**TASK INSTRUCTIONS**
Write out the material below again, unchanged.

**EXERCISE MATERIAL**
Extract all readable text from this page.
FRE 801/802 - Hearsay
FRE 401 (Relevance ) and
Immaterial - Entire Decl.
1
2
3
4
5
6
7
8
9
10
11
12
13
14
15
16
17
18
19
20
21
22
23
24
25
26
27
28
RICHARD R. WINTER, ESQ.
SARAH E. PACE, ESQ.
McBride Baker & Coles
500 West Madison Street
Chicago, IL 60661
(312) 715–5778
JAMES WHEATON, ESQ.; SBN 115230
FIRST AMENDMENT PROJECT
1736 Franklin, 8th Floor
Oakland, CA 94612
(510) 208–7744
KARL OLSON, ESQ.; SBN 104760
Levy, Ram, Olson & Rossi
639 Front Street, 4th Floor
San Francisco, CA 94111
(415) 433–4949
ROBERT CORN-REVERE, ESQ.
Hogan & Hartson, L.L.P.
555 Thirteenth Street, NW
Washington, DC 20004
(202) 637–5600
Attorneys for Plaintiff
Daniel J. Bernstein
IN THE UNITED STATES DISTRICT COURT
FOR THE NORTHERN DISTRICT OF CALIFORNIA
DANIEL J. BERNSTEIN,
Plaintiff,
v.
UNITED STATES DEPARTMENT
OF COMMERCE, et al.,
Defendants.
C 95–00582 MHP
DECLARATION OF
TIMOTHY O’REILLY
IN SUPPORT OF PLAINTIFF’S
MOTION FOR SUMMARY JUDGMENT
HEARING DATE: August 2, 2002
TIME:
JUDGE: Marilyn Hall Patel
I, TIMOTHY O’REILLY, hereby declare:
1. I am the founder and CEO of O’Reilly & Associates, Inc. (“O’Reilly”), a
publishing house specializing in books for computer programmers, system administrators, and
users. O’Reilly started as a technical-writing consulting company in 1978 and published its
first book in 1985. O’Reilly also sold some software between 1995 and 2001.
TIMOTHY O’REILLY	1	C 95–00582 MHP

**CORRECT RESPONSE**
Extract all readable text from this page.
FRE 801/802 - Hearsay
FRE 401 (Relevance ) and
Immaterial - Entire Decl.
1
2
3
4
5
6
7
8
9
10
11
12
13
14
15
16
17
18
19
20
21
22
23
24
25
26
27
28
RICHARD R. WINTER, ESQ.
SARAH E. PACE, ESQ.
McBride Baker & Coles
500 West Madison Street
Chicago, IL 60661
(312) 715–5778
JAMES WHEATON, ESQ.; SBN 115230
FIRST AMENDMENT PROJECT
1736 Franklin, 8th Floor
Oakland, CA 94612
(510) 208–7744
KARL OLSON, ESQ.; SBN 104760
Levy, Ram, Olson & Rossi
639 Front Street, 4th Floor
San Francisco, CA 94111
(415) 433–4949
ROBERT CORN-REVERE, ESQ.
Hogan & Hartson, L.L.P.
555 Thirteenth Street, NW
Washington, DC 20004
(202) 637–5600
Attorneys for Plaintiff
Daniel J. Bernstein
IN THE UNITED STATES DISTRICT COURT
FOR THE NORTHERN DISTRICT OF CALIFORNIA
DANIEL J. BERNSTEIN,
Plaintiff,
v.
UNITED STATES DEPARTMENT
OF COMMERCE, et al.,
Defendants.
C 95–00582 MHP
DECLARATION OF
TIMOTHY O’REILLY
IN SUPPORT OF PLAINTIFF’S
MOTION FOR SUMMARY JUDGMENT
HEARING DATE: August 2, 2002
TIME:
JUDGE: Marilyn Hall Patel
I, TIMOTHY O’REILLY, hereby declare:
1. I am the founder and CEO of O’Reilly & Associates, Inc. (“O’Reilly”), a
publishing house specializing in books for computer programmers, system administrators, and
users. O’Reilly started as a technical-writing consulting company in 1978 and published its
first book in 1985. O’Reilly also sold some software between 1995 and 2001.
TIMOTHY O’REILLY	1	C 95–00582 MHP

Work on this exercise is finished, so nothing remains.